■ YOUR GOAL ■
Sort through the data and copy the lines holding the word "美元加元".

================

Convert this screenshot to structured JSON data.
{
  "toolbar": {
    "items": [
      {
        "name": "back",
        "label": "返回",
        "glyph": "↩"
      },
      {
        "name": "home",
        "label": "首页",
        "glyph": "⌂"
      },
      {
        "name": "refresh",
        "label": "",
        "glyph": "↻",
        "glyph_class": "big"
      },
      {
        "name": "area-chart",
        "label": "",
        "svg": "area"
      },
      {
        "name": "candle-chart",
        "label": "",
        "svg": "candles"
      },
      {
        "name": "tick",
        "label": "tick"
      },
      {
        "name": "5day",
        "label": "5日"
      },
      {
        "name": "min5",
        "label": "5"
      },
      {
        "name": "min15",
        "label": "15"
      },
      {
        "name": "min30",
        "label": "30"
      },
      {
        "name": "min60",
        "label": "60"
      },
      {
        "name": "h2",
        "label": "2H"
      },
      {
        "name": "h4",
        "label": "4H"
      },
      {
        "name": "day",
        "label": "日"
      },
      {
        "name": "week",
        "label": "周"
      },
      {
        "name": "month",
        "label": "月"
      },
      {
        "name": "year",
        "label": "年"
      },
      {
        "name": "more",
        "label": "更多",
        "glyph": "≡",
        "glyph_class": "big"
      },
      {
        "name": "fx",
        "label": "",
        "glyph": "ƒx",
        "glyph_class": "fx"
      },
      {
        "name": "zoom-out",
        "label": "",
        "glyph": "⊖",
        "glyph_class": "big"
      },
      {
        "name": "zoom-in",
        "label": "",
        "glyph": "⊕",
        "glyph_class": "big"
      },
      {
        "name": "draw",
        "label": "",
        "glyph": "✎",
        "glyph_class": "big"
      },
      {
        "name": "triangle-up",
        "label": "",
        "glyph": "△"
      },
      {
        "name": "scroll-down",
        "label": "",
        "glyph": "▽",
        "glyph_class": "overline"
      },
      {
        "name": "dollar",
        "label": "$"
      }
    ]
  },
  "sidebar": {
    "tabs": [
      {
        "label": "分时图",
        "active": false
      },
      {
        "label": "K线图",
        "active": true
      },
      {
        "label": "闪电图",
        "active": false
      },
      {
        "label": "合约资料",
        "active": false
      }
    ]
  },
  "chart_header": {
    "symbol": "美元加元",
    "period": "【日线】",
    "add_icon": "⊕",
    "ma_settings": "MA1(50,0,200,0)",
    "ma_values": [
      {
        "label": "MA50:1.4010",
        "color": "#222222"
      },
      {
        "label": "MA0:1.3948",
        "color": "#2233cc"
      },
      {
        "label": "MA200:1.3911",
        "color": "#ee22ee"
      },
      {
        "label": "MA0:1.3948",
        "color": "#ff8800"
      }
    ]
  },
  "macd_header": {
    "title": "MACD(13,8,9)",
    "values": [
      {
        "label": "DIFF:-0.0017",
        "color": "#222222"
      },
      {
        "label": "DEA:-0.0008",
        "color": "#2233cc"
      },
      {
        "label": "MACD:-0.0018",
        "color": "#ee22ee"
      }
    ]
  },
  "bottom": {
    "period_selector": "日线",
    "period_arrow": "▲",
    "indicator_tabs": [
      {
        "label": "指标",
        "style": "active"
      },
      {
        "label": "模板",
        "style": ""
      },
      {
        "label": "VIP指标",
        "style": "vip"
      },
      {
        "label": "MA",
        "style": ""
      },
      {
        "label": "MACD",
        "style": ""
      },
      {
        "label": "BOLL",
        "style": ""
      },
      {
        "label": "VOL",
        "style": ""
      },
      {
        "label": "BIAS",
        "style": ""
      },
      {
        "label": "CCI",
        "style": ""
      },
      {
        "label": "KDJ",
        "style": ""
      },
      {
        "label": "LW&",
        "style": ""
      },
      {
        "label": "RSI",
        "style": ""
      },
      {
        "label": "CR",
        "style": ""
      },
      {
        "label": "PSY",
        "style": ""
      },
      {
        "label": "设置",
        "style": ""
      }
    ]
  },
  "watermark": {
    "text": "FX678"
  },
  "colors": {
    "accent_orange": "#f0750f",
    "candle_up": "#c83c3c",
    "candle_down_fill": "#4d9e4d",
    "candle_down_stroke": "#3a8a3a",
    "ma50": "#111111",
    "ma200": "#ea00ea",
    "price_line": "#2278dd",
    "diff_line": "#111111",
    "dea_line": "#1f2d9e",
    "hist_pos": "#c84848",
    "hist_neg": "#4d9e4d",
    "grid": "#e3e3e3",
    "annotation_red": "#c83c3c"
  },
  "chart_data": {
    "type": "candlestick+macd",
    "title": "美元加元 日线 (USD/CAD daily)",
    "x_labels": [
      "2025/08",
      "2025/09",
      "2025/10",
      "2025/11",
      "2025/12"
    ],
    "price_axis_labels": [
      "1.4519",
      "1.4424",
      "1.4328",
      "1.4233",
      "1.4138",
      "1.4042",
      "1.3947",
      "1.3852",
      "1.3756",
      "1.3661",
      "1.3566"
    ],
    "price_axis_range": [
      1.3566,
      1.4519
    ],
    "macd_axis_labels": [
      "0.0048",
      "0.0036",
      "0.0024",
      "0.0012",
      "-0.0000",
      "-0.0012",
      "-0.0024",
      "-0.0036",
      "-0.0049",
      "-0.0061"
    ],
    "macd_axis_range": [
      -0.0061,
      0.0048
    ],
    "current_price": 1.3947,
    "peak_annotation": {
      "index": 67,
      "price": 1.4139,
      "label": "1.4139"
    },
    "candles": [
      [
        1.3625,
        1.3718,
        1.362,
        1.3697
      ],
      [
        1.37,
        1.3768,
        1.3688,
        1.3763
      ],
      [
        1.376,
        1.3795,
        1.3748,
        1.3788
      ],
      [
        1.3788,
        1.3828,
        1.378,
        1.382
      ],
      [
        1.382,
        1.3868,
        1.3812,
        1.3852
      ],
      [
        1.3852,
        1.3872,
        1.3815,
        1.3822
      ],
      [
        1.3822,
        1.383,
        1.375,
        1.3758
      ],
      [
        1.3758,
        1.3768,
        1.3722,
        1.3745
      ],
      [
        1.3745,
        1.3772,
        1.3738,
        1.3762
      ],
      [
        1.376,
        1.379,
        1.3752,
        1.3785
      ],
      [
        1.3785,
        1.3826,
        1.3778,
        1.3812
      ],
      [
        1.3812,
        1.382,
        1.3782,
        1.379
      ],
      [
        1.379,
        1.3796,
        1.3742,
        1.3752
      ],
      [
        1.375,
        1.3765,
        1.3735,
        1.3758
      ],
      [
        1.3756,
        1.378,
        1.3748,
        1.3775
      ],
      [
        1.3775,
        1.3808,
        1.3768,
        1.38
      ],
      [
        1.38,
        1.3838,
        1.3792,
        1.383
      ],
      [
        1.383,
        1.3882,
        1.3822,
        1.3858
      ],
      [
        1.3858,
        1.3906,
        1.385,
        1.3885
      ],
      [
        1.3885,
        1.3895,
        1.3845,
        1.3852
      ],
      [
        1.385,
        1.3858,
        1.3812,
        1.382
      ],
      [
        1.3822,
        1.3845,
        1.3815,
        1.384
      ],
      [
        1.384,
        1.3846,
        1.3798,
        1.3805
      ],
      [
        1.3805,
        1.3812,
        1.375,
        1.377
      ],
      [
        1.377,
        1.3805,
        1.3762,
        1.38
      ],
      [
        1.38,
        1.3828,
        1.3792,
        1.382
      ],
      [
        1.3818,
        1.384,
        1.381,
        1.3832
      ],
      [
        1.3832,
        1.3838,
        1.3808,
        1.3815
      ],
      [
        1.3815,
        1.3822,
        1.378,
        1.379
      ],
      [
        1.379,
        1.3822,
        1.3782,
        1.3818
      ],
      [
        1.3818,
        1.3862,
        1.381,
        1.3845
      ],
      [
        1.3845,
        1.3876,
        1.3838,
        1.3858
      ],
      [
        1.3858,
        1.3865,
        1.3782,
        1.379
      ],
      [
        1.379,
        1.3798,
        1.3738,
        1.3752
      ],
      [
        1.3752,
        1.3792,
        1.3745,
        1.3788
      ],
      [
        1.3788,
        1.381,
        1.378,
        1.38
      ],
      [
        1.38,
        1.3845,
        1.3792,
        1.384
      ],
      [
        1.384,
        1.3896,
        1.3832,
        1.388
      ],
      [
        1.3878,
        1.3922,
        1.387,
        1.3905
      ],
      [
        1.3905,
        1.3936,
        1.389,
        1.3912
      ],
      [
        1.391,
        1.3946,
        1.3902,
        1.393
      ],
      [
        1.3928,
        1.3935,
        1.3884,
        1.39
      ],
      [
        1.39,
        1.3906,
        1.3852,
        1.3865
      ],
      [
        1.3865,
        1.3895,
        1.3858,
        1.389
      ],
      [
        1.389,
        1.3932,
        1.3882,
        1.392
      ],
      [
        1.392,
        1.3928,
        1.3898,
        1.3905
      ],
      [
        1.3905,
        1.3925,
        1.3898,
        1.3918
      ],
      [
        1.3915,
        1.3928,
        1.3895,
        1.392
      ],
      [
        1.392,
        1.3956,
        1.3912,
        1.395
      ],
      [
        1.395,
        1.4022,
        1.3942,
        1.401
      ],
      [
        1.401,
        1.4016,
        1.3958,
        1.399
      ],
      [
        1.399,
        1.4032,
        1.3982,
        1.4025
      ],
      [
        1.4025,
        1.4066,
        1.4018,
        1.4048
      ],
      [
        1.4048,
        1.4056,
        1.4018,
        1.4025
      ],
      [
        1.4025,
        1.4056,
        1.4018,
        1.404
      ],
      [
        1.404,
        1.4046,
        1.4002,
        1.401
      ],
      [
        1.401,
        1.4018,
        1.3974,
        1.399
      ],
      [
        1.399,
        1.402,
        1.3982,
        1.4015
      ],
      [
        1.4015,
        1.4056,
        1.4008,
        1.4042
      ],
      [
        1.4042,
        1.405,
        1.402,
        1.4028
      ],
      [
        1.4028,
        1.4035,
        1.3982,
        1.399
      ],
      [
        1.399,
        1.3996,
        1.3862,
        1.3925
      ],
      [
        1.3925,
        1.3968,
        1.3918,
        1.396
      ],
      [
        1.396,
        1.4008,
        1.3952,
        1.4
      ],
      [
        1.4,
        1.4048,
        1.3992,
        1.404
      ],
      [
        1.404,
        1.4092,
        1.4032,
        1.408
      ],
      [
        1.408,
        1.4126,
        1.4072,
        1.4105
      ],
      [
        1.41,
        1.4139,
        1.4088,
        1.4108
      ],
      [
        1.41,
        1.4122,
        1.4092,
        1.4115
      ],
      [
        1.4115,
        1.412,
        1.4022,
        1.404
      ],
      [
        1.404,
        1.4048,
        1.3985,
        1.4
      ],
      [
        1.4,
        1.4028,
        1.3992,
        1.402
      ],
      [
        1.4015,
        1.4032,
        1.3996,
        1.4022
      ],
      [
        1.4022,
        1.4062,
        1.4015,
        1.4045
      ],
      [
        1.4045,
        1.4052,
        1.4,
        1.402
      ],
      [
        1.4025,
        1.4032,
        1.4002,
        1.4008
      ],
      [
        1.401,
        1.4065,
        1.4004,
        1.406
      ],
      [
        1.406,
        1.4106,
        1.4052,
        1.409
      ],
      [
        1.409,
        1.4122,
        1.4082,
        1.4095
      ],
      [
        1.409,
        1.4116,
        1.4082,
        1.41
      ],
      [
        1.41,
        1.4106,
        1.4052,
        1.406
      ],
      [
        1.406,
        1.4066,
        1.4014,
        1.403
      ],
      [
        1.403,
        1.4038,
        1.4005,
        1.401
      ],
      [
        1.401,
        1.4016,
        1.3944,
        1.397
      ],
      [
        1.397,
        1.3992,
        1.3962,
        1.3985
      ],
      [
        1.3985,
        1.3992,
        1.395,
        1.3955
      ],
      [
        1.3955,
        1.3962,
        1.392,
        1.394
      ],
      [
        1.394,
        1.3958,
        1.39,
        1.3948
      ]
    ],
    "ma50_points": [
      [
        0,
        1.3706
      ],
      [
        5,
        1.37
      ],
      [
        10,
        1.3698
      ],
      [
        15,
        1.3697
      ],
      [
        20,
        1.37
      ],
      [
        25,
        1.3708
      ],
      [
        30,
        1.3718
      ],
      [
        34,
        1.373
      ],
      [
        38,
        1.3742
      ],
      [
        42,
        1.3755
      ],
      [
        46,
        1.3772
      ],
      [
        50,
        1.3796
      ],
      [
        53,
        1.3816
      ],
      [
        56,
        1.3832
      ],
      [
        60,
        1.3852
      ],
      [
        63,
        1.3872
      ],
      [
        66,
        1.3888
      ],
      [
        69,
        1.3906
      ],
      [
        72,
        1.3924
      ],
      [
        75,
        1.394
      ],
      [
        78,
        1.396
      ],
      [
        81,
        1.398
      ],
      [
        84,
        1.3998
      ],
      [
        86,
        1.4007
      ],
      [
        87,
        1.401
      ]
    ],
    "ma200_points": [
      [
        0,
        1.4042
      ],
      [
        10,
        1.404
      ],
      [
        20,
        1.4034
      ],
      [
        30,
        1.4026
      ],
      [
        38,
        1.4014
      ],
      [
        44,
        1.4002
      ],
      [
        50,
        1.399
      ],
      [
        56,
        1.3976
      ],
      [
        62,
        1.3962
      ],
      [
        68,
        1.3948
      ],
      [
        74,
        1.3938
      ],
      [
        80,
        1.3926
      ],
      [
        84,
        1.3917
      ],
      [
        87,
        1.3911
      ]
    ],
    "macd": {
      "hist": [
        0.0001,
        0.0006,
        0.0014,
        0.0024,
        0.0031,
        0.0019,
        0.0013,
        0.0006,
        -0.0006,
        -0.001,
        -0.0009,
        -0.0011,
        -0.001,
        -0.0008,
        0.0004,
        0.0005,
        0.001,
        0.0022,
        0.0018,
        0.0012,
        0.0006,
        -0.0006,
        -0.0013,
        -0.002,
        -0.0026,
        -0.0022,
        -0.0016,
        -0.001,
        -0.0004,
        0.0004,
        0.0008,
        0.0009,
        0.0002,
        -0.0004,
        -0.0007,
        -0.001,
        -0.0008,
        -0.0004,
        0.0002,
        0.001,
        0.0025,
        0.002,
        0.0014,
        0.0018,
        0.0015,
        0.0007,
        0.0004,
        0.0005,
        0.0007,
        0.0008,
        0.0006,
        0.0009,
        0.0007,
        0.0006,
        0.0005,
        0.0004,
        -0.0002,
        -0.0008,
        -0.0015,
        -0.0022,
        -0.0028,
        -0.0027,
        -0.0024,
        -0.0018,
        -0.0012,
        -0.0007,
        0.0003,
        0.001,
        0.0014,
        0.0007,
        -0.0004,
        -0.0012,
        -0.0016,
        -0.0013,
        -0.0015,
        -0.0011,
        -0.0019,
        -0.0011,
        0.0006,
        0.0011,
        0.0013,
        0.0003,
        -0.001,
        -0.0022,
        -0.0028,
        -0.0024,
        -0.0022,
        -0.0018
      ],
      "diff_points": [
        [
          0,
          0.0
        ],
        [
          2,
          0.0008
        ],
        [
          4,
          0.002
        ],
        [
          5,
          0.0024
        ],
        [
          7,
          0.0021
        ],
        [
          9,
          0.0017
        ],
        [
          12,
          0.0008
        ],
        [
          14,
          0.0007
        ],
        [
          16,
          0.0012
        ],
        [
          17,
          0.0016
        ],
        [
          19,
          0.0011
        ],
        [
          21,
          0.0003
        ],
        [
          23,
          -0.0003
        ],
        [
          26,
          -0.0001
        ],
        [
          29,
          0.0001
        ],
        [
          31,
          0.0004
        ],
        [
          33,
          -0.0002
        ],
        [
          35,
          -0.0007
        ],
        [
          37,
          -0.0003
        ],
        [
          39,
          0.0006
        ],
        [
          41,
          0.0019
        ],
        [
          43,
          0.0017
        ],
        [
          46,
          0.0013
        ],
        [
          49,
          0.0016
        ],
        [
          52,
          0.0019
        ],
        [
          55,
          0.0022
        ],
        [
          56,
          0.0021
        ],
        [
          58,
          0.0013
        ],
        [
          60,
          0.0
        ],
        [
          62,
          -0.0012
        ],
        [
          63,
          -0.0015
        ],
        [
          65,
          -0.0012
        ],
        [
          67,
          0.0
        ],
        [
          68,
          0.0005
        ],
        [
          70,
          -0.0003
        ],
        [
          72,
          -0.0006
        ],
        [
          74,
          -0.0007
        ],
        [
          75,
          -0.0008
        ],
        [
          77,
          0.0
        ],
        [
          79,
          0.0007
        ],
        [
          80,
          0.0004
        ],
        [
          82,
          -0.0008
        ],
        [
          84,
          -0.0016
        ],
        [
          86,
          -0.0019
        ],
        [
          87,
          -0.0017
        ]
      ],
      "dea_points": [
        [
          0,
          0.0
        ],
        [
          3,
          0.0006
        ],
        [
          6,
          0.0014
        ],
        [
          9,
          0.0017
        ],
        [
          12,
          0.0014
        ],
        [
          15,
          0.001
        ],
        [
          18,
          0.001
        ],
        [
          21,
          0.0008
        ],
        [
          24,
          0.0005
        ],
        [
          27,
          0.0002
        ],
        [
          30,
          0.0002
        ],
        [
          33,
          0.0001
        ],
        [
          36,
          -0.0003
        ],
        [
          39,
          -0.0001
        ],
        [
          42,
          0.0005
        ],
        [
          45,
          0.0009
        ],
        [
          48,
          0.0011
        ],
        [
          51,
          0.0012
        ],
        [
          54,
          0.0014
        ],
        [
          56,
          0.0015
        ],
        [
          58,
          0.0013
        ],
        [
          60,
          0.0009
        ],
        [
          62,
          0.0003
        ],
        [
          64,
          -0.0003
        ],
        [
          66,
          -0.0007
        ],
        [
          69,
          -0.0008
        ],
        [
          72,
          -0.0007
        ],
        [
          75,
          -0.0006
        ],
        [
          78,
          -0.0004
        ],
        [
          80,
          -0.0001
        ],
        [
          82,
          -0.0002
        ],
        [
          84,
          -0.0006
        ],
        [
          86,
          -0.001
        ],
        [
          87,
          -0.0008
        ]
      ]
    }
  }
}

================

■ FINISHED EXERCISE ■
    "symbol": "美元加元",
    "title": "美元加元 日线 (USD/CAD daily)",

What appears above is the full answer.